Extracted records
★ ★ ★ ★

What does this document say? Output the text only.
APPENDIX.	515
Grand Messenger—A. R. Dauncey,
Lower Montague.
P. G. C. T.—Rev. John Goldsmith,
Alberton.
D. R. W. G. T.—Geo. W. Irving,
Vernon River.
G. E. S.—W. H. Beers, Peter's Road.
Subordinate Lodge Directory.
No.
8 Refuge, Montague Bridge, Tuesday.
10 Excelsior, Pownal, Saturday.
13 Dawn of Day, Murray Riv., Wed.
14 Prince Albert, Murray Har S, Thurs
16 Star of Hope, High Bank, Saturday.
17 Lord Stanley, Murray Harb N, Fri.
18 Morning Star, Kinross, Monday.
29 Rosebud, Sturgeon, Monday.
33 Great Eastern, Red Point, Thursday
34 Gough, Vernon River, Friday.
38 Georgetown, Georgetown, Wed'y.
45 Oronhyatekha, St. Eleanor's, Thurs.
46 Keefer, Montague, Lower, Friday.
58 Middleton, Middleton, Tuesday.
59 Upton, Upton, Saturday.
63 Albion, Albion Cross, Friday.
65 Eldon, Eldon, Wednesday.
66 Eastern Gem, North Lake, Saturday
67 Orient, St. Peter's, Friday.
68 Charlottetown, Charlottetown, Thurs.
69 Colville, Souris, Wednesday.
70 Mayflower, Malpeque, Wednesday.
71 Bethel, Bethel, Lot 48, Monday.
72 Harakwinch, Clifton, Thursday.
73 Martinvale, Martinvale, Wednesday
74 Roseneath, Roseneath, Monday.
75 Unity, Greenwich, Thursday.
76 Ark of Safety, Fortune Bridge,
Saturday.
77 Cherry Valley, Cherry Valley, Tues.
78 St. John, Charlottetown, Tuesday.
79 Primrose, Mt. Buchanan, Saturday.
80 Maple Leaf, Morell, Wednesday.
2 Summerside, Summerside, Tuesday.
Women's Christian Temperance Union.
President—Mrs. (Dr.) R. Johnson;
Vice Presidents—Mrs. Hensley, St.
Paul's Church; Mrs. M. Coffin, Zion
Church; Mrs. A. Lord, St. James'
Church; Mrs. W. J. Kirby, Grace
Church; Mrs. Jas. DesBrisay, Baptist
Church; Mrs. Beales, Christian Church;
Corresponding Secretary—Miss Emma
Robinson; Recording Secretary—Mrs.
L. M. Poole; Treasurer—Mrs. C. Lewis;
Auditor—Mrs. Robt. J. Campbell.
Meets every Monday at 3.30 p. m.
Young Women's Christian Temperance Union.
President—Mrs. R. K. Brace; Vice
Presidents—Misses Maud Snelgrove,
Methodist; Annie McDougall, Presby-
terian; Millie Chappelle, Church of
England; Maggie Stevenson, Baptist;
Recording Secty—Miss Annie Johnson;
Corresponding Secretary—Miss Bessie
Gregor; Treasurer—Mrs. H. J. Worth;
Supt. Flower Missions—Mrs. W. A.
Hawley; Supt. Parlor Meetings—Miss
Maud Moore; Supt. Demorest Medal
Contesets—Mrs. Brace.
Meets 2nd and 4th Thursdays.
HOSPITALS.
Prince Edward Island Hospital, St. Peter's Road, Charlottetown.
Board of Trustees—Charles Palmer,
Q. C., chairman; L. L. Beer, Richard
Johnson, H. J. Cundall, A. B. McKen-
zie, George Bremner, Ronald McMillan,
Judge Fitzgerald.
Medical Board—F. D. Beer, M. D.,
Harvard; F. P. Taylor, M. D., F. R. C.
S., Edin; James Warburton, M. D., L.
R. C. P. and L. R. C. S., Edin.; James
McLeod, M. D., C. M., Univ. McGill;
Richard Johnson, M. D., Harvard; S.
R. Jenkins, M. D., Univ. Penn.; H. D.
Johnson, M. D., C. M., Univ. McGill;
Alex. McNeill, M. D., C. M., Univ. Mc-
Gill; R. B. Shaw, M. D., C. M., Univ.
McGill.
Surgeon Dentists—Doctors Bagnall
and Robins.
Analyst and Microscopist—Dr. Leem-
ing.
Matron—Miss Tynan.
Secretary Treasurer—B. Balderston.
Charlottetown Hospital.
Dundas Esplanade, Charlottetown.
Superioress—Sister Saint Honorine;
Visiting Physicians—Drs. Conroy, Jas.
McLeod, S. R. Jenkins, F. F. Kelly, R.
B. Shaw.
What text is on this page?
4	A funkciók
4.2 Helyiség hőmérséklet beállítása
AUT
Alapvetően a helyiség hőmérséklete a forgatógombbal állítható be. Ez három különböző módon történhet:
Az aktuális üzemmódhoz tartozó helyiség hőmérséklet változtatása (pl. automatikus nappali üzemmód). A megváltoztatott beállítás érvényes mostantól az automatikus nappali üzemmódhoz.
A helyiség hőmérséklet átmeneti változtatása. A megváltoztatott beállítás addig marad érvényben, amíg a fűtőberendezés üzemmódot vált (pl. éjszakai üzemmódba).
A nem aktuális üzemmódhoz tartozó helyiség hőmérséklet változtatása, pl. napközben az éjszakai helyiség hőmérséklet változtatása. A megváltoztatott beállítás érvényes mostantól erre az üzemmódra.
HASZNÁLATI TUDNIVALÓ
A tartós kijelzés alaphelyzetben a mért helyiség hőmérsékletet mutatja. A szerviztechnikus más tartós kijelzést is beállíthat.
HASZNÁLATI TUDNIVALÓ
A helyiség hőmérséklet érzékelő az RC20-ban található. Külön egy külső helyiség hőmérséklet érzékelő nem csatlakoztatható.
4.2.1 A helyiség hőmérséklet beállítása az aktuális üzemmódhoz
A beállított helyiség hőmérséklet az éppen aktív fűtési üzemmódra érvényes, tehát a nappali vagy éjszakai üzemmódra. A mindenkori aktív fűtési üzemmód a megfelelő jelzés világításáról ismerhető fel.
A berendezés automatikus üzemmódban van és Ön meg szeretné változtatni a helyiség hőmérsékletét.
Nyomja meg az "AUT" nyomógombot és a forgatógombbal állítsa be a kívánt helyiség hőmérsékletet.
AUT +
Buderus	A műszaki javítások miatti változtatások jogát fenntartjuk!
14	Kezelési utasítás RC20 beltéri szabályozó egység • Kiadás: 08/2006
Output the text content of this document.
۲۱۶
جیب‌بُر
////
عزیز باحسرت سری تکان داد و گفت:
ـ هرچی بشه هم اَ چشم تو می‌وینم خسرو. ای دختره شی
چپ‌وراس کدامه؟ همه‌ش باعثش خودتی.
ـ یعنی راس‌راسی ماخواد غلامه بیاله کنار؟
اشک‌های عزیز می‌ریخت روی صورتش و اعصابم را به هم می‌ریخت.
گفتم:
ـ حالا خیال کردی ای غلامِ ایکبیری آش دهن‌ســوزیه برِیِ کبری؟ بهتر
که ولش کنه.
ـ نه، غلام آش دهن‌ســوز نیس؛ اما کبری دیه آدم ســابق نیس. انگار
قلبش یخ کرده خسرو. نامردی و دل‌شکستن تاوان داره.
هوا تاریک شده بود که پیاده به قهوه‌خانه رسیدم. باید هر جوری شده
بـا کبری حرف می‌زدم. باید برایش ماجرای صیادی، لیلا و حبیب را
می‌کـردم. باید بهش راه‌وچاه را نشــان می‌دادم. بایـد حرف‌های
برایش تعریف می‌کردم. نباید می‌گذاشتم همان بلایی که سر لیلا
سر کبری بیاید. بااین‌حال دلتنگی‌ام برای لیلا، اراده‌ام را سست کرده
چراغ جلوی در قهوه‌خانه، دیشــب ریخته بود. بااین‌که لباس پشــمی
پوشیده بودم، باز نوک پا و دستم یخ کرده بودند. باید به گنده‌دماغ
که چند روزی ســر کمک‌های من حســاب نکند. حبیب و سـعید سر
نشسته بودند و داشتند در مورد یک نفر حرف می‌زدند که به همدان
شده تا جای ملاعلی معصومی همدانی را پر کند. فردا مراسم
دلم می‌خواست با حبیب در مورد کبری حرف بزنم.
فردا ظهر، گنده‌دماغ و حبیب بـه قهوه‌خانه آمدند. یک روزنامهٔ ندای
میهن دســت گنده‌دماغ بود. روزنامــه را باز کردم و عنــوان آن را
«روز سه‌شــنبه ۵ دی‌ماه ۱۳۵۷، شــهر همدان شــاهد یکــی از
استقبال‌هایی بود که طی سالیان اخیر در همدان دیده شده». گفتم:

★ ★ ★ ★

Brief: Where a line holds the string "Wednesday", copy that line.

Response below:
65 Eldon, Eldon, Wednesday.
69 Colville, Souris, Wednesday.
70 Mayflower, Malpeque, Wednesday.
73 Martinvale, Martinvale, Wednesday
80 Maple Leaf, Morell, Wednesday.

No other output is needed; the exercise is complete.